### What to work on
All of the records below need to be copied exactly.

Dataset records:

━━━━━━━━

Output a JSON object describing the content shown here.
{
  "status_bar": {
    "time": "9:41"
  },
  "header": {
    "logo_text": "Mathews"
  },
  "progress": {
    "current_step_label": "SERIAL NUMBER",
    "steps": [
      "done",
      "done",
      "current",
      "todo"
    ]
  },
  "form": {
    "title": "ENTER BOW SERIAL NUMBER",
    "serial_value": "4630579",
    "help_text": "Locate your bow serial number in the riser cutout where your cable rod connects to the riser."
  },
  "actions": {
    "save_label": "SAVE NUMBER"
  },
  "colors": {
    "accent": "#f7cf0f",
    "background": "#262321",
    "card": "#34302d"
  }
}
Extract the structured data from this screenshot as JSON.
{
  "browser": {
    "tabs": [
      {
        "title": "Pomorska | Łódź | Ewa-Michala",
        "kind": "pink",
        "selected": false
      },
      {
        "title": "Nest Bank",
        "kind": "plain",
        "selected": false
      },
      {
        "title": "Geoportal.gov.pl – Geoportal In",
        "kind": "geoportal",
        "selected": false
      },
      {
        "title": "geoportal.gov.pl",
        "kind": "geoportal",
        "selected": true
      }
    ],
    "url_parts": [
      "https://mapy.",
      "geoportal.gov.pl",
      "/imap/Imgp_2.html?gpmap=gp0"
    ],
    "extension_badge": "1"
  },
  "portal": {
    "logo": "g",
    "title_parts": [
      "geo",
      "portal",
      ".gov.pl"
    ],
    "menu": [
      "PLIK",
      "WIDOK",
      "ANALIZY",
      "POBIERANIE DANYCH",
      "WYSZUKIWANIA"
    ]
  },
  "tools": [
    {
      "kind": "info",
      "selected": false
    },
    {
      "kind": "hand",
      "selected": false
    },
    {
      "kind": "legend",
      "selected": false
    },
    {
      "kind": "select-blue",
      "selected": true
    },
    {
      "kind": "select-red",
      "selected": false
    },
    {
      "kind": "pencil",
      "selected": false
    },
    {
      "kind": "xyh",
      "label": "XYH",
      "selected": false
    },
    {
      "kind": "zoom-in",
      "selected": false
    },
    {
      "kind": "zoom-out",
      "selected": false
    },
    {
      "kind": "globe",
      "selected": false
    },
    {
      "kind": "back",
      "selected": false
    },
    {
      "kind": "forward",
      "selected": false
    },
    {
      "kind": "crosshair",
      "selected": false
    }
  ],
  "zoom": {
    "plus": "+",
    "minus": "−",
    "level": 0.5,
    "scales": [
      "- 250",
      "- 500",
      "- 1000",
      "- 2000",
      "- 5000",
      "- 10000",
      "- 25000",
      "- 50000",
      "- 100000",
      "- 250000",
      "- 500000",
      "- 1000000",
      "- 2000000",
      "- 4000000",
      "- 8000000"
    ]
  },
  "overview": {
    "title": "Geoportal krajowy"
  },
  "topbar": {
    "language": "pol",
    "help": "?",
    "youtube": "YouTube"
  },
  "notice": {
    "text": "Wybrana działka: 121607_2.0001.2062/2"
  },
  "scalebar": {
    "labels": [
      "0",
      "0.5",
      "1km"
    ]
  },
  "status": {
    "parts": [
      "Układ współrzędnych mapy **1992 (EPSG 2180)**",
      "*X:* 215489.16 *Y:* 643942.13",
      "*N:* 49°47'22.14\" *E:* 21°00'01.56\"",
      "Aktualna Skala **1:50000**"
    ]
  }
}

━━━━━━━━

### Expected answer
Output a JSON object describing the content shown here.
{
  "status_bar": {
    "time": "9:41"
  },
  "header": {
    "logo_text": "Mathews"
  },
  "progress": {
    "current_step_label": "SERIAL NUMBER",
    "steps": [
      "done",
      "done",
      "current",
      "todo"
    ]
  },
  "form": {
    "title": "ENTER BOW SERIAL NUMBER",
    "serial_value": "4630579",
    "help_text": "Locate your bow serial number in the riser cutout where your cable rod connects to the riser."
  },
  "actions": {
    "save_label": "SAVE NUMBER"
  },
  "colors": {
    "accent": "#f7cf0f",
    "background": "#262321",
    "card": "#34302d"
  }
}
Extract the structured data from this screenshot as JSON.
{
  "browser": {
    "tabs": [
      {
        "title": "Pomorska | Łódź | Ewa-Michala",
        "kind": "pink",
        "selected": false
      },
      {
        "title": "Nest Bank",
        "kind": "plain",
        "selected": false
      },
      {
        "title": "Geoportal.gov.pl – Geoportal In",
        "kind": "geoportal",
        "selected": false
      },
      {
        "title": "geoportal.gov.pl",
        "kind": "geoportal",
        "selected": true
      }
    ],
    "url_parts": [
      "https://mapy.",
      "geoportal.gov.pl",
      "/imap/Imgp_2.html?gpmap=gp0"
    ],
    "extension_badge": "1"
  },
  "portal": {
    "logo": "g",
    "title_parts": [
      "geo",
      "portal",
      ".gov.pl"
    ],
    "menu": [
      "PLIK",
      "WIDOK",
      "ANALIZY",
      "POBIERANIE DANYCH",
      "WYSZUKIWANIA"
    ]
  },
  "tools": [
    {
      "kind": "info",
      "selected": false
    },
    {
      "kind": "hand",
      "selected": false
    },
    {
      "kind": "legend",
      "selected": false
    },
    {
      "kind": "select-blue",
      "selected": true
    },
    {
      "kind": "select-red",
      "selected": false
    },
    {
      "kind": "pencil",
      "selected": false
    },
    {
      "kind": "xyh",
      "label": "XYH",
      "selected": false
    },
    {
      "kind": "zoom-in",
      "selected": false
    },
    {
      "kind": "zoom-out",
      "selected": false
    },
    {
      "kind": "globe",
      "selected": false
    },
    {
      "kind": "back",
      "selected": false
    },
    {
      "kind": "forward",
      "selected": false
    },
    {
      "kind": "crosshair",
      "selected": false
    }
  ],
  "zoom": {
    "plus": "+",
    "minus": "−",
    "level": 0.5,
    "scales": [
      "- 250",
      "- 500",
      "- 1000",
      "- 2000",
      "- 5000",
      "- 10000",
      "- 25000",
      "- 50000",
      "- 100000",
      "- 250000",
      "- 500000",
      "- 1000000",
      "- 2000000",
      "- 4000000",
      "- 8000000"
    ]
  },
  "overview": {
    "title": "Geoportal krajowy"
  },
  "topbar": {
    "language": "pol",
    "help": "?",
    "youtube": "YouTube"
  },
  "notice": {
    "text": "Wybrana działka: 121607_2.0001.2062/2"
  },
  "scalebar": {
    "labels": [
      "0",
      "0.5",
      "1km"
    ]
  },
  "status": {
    "parts": [
      "Układ współrzędnych mapy **1992 (EPSG 2180)**",
      "*X:* 215489.16 *Y:* 643942.13",
      "*N:* 49°47'22.14\" *E:* 21°00'01.56\"",
      "Aktualna Skala **1:50000**"
    ]
  }
}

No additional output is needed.